Set down exactly the lines from the one containing "OCR this image." through the end of the records below, both included, and nothing else.

## Start DATA EXTRACT

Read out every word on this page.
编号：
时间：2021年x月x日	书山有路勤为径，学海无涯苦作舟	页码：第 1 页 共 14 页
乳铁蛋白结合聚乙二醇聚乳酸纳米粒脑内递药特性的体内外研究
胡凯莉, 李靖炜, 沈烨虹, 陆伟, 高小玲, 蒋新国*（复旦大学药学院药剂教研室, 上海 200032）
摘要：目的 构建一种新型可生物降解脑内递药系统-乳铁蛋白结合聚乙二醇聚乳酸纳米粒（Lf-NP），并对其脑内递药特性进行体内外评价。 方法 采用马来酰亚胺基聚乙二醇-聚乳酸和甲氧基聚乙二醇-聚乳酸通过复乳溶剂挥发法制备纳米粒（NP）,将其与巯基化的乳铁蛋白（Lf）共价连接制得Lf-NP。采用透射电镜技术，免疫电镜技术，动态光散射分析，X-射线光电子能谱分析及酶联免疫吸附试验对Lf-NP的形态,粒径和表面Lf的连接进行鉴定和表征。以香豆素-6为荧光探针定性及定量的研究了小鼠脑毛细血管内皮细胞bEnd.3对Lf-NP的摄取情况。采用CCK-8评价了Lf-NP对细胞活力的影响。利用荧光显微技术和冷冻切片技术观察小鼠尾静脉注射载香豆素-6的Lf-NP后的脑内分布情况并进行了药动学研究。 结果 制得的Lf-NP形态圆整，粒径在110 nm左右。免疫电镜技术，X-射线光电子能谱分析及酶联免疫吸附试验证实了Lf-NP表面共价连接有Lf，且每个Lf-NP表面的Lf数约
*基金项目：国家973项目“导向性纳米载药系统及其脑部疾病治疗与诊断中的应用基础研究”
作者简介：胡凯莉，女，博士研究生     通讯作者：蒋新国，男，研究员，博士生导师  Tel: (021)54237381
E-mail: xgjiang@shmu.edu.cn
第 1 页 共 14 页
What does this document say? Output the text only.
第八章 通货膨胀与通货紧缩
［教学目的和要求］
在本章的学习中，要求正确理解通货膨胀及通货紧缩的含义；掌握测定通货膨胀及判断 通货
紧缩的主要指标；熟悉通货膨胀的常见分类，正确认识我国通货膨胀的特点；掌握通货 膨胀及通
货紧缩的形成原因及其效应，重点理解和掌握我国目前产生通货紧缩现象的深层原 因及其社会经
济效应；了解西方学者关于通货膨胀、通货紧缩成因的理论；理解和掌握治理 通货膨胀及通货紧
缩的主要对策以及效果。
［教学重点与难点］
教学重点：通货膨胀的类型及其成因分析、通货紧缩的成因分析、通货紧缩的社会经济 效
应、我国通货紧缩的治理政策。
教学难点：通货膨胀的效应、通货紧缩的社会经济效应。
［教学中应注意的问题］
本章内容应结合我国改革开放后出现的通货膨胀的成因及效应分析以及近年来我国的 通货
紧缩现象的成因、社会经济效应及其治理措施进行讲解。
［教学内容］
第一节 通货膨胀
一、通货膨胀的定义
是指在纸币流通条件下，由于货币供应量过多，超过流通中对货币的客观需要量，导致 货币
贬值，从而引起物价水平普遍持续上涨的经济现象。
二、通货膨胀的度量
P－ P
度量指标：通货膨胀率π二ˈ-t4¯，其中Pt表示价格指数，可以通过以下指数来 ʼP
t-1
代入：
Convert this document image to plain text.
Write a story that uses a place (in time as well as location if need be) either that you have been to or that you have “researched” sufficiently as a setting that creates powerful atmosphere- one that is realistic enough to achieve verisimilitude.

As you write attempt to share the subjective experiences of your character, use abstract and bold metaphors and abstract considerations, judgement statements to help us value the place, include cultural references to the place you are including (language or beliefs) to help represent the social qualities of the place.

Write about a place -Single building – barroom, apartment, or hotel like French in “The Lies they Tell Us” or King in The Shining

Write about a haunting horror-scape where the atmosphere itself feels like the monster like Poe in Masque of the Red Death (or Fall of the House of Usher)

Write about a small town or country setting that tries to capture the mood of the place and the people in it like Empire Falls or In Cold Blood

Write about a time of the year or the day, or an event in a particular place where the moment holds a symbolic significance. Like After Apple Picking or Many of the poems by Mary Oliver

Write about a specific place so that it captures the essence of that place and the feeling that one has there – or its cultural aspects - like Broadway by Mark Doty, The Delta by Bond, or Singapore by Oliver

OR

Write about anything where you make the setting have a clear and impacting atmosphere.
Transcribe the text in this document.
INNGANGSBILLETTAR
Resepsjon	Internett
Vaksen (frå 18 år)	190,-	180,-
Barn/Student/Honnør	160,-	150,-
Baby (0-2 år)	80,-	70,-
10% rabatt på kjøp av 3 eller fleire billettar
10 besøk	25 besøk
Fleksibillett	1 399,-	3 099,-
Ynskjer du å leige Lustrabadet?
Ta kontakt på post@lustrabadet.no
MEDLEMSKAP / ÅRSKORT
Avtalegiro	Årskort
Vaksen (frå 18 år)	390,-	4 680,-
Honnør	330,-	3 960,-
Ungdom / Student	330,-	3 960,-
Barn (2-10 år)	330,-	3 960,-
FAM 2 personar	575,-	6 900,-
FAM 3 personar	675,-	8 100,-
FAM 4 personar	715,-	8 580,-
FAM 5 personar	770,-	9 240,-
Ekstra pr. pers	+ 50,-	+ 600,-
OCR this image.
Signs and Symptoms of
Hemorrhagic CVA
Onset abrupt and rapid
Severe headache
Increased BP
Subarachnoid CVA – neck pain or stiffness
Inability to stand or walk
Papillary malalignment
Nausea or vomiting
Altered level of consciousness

## End DATA EXTRACT

• OUTPUT OF THE EXERCISE:
OCR this image.
Signs and Symptoms of
Hemorrhagic CVA
Onset abrupt and rapid
Severe headache
Increased BP
Subarachnoid CVA – neck pain or stiffness
Inability to stand or walk
Papillary malalignment
Nausea or vomiting
Altered level of consciousness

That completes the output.